■ TASK PROMPT
Each record is to be transcribed exactly.

■ MATERIAL FOR THE TASK
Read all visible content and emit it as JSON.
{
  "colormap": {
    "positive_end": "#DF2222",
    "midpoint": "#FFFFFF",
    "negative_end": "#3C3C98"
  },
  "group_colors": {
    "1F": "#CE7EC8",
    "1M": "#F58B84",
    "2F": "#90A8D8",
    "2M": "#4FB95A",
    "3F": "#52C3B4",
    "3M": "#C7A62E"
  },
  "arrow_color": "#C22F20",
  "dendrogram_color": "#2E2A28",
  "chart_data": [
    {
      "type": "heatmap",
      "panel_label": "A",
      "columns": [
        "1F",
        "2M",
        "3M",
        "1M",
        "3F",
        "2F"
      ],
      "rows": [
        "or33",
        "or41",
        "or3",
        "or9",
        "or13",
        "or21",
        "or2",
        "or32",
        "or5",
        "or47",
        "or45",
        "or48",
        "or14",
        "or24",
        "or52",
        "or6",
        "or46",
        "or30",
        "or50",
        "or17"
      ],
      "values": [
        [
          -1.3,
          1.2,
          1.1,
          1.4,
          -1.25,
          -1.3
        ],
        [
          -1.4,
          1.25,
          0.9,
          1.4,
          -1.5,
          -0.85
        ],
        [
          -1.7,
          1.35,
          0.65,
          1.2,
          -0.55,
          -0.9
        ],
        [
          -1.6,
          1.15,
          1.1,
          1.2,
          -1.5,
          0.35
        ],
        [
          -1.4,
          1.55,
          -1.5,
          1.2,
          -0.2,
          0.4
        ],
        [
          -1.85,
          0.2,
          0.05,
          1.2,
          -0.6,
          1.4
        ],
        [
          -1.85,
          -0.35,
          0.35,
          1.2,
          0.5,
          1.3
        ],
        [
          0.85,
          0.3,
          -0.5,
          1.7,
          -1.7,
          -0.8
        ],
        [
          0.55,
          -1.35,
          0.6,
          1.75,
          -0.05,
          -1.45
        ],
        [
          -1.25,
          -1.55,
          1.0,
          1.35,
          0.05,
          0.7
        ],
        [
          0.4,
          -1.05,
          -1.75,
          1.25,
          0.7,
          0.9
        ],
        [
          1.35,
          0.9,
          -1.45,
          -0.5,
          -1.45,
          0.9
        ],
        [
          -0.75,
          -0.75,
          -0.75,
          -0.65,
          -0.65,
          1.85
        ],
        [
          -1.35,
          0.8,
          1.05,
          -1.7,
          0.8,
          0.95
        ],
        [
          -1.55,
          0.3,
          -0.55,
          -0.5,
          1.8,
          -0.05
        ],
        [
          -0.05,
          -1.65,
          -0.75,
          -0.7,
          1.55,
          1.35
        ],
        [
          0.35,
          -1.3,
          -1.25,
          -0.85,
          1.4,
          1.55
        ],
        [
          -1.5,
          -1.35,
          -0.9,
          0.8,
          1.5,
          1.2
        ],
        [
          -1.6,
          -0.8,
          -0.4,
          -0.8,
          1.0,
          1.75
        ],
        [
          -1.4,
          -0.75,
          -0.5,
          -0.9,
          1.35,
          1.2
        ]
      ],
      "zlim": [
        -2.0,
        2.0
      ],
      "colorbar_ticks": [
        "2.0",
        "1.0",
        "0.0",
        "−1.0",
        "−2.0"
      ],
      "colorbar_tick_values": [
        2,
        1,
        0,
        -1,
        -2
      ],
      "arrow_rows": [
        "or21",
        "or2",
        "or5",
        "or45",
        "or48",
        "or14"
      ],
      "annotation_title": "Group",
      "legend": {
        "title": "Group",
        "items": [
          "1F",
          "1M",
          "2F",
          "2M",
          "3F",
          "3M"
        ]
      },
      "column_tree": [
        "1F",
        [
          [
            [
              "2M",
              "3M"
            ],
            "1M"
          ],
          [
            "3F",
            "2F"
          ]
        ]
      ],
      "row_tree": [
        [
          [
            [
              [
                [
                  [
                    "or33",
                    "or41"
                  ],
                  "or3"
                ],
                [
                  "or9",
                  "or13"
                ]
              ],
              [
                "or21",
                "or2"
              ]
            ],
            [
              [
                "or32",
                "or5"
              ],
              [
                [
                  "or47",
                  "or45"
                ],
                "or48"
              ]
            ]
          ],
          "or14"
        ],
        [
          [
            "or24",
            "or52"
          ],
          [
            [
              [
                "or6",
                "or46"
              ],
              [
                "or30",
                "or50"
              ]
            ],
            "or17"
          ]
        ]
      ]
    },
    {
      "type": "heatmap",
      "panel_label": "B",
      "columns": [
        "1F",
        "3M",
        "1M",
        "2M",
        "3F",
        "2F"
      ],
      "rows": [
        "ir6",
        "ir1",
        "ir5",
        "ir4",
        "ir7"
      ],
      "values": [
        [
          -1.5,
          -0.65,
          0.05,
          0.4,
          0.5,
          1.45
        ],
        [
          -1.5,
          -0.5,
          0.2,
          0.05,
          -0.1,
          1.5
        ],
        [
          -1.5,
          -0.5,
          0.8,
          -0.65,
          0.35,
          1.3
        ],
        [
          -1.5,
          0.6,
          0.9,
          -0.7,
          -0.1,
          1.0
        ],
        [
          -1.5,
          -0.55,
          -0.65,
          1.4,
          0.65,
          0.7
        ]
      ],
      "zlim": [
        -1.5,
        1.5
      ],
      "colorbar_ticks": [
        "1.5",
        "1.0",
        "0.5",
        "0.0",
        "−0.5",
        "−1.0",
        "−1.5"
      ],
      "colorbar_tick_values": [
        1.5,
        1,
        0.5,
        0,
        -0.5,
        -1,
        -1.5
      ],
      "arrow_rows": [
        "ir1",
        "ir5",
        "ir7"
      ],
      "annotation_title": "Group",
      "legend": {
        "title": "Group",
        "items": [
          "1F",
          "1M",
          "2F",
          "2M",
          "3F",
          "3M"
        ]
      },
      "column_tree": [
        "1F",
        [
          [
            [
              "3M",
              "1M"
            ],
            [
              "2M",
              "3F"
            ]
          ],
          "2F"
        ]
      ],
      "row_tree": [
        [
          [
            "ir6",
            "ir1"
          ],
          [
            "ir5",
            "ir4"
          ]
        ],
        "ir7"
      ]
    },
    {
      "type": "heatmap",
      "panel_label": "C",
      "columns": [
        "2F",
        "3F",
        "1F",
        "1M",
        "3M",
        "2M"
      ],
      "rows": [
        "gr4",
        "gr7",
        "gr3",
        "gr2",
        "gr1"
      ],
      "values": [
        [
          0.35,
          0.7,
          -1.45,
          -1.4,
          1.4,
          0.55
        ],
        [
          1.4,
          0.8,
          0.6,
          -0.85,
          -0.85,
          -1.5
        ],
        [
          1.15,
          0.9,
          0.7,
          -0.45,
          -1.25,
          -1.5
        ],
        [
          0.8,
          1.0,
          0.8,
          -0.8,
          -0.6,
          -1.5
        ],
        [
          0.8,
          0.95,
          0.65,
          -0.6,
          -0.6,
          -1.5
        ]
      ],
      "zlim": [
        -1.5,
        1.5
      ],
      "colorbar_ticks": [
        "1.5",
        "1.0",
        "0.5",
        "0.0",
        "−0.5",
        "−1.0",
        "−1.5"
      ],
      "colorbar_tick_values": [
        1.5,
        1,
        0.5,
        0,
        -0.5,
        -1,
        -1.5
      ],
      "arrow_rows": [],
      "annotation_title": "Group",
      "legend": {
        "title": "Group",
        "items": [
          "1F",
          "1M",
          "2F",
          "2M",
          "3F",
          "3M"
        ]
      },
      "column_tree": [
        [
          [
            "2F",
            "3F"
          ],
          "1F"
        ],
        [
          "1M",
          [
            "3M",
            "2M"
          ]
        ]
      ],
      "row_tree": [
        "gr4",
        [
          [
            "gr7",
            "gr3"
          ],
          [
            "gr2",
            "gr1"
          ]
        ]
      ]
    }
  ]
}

■ REPLY TO THE TASK
Read all visible content and emit it as JSON.
{
  "colormap": {
    "positive_end": "#DF2222",
    "midpoint": "#FFFFFF",
    "negative_end": "#3C3C98"
  },
  "group_colors": {
    "1F": "#CE7EC8",
    "1M": "#F58B84",
    "2F": "#90A8D8",
    "2M": "#4FB95A",
    "3F": "#52C3B4",
    "3M": "#C7A62E"
  },
  "arrow_color": "#C22F20",
  "dendrogram_color": "#2E2A28",
  "chart_data": [
    {
      "type": "heatmap",
      "panel_label": "A",
      "columns": [
        "1F",
        "2M",
        "3M",
        "1M",
        "3F",
        "2F"
      ],
      "rows": [
        "or33",
        "or41",
        "or3",
        "or9",
        "or13",
        "or21",
        "or2",
        "or32",
        "or5",
        "or47",
        "or45",
        "or48",
        "or14",
        "or24",
        "or52",
        "or6",
        "or46",
        "or30",
        "or50",
        "or17"
      ],
      "values": [
        [
          -1.3,
          1.2,
          1.1,
          1.4,
          -1.25,
          -1.3
        ],
        [
          -1.4,
          1.25,
          0.9,
          1.4,
          -1.5,
          -0.85
        ],
        [
          -1.7,
          1.35,
          0.65,
          1.2,
          -0.55,
          -0.9
        ],
        [
          -1.6,
          1.15,
          1.1,
          1.2,
          -1.5,
          0.35
        ],
        [
          -1.4,
          1.55,
          -1.5,
          1.2,
          -0.2,
          0.4
        ],
        [
          -1.85,
          0.2,
          0.05,
          1.2,
          -0.6,
          1.4
        ],
        [
          -1.85,
          -0.35,
          0.35,
          1.2,
          0.5,
          1.3
        ],
        [
          0.85,
          0.3,
          -0.5,
          1.7,
          -1.7,
          -0.8
        ],
        [
          0.55,
          -1.35,
          0.6,
          1.75,
          -0.05,
          -1.45
        ],
        [
          -1.25,
          -1.55,
          1.0,
          1.35,
          0.05,
          0.7
        ],
        [
          0.4,
          -1.05,
          -1.75,
          1.25,
          0.7,
          0.9
        ],
        [
          1.35,
          0.9,
          -1.45,
          -0.5,
          -1.45,
          0.9
        ],
        [
          -0.75,
          -0.75,
          -0.75,
          -0.65,
          -0.65,
          1.85
        ],
        [
          -1.35,
          0.8,
          1.05,
          -1.7,
          0.8,
          0.95
        ],
        [
          -1.55,
          0.3,
          -0.55,
          -0.5,
          1.8,
          -0.05
        ],
        [
          -0.05,
          -1.65,
          -0.75,
          -0.7,
          1.55,
          1.35
        ],
        [
          0.35,
          -1.3,
          -1.25,
          -0.85,
          1.4,
          1.55
        ],
        [
          -1.5,
          -1.35,
          -0.9,
          0.8,
          1.5,
          1.2
        ],
        [
          -1.6,
          -0.8,
          -0.4,
          -0.8,
          1.0,
          1.75
        ],
        [
          -1.4,
          -0.75,
          -0.5,
          -0.9,
          1.35,
          1.2
        ]
      ],
      "zlim": [
        -2.0,
        2.0
      ],
      "colorbar_ticks": [
        "2.0",
        "1.0",
        "0.0",
        "−1.0",
        "−2.0"
      ],
      "colorbar_tick_values": [
        2,
        1,
        0,
        -1,
        -2
      ],
      "arrow_rows": [
        "or21",
        "or2",
        "or5",
        "or45",
        "or48",
        "or14"
      ],
      "annotation_title": "Group",
      "legend": {
        "title": "Group",
        "items": [
          "1F",
          "1M",
          "2F",
          "2M",
          "3F",
          "3M"
        ]
      },
      "column_tree": [
        "1F",
        [
          [
            [
              "2M",
              "3M"
            ],
            "1M"
          ],
          [
            "3F",
            "2F"
          ]
        ]
      ],
      "row_tree": [
        [
          [
            [
              [
                [
                  [
                    "or33",
                    "or41"
                  ],
                  "or3"
                ],
                [
                  "or9",
                  "or13"
                ]
              ],
              [
                "or21",
                "or2"
              ]
            ],
            [
              [
                "or32",
                "or5"
              ],
              [
                [
                  "or47",
                  "or45"
                ],
                "or48"
              ]
            ]
          ],
          "or14"
        ],
        [
          [
            "or24",
            "or52"
          ],
          [
            [
              [
                "or6",
                "or46"
              ],
              [
                "or30",
                "or50"
              ]
            ],
            "or17"
          ]
        ]
      ]
    },
    {
      "type": "heatmap",
      "panel_label": "B",
      "columns": [
        "1F",
        "3M",
        "1M",
        "2M",
        "3F",
        "2F"
      ],
      "rows": [
        "ir6",
        "ir1",
        "ir5",
        "ir4",
        "ir7"
      ],
      "values": [
        [
          -1.5,
          -0.65,
          0.05,
          0.4,
          0.5,
          1.45
        ],
        [
          -1.5,
          -0.5,
          0.2,
          0.05,
          -0.1,
          1.5
        ],
        [
          -1.5,
          -0.5,
          0.8,
          -0.65,
          0.35,
          1.3
        ],
        [
          -1.5,
          0.6,
          0.9,
          -0.7,
          -0.1,
          1.0
        ],
        [
          -1.5,
          -0.55,
          -0.65,
          1.4,
          0.65,
          0.7
        ]
      ],
      "zlim": [
        -1.5,
        1.5
      ],
      "colorbar_ticks": [
        "1.5",
        "1.0",
        "0.5",
        "0.0",
        "−0.5",
        "−1.0",
        "−1.5"
      ],
      "colorbar_tick_values": [
        1.5,
        1,
        0.5,
        0,
        -0.5,
        -1,
        -1.5
      ],
      "arrow_rows": [
        "ir1",
        "ir5",
        "ir7"
      ],
      "annotation_title": "Group",
      "legend": {
        "title": "Group",
        "items": [
          "1F",
          "1M",
          "2F",
          "2M",
          "3F",
          "3M"
        ]
      },
      "column_tree": [
        "1F",
        [
          [
            [
              "3M",
              "1M"
            ],
            [
              "2M",
              "3F"
            ]
          ],
          "2F"
        ]
      ],
      "row_tree": [
        [
          [
            "ir6",
            "ir1"
          ],
          [
            "ir5",
            "ir4"
          ]
        ],
        "ir7"
      ]
    },
    {
      "type": "heatmap",
      "panel_label": "C",
      "columns": [
        "2F",
        "3F",
        "1F",
        "1M",
        "3M",
        "2M"
      ],
      "rows": [
        "gr4",
        "gr7",
        "gr3",
        "gr2",
        "gr1"
      ],
      "values": [
        [
          0.35,
          0.7,
          -1.45,
          -1.4,
          1.4,
          0.55
        ],
        [
          1.4,
          0.8,
          0.6,
          -0.85,
          -0.85,
          -1.5
        ],
        [
          1.15,
          0.9,
          0.7,
          -0.45,
          -1.25,
          -1.5
        ],
        [
          0.8,
          1.0,
          0.8,
          -0.8,
          -0.6,
          -1.5
        ],
        [
          0.8,
          0.95,
          0.65,
          -0.6,
          -0.6,
          -1.5
        ]
      ],
      "zlim": [
        -1.5,
        1.5
      ],
      "colorbar_ticks": [
        "1.5",
        "1.0",
        "0.5",
        "0.0",
        "−0.5",
        "−1.0",
        "−1.5"
      ],
      "colorbar_tick_values": [
        1.5,
        1,
        0.5,
        0,
        -0.5,
        -1,
        -1.5
      ],
      "arrow_rows": [],
      "annotation_title": "Group",
      "legend": {
        "title": "Group",
        "items": [
          "1F",
          "1M",
          "2F",
          "2M",
          "3F",
          "3M"
        ]
      },
      "column_tree": [
        [
          [
            "2F",
            "3F"
          ],
          "1F"
        ],
        [
          "1M",
          [
            "3M",
            "2M"
          ]
        ]
      ],
      "row_tree": [
        "gr4",
        [
          [
            "gr7",
            "gr3"
          ],
          [
            "gr2",
            "gr1"
          ]
        ]
      ]
    }
  ]
}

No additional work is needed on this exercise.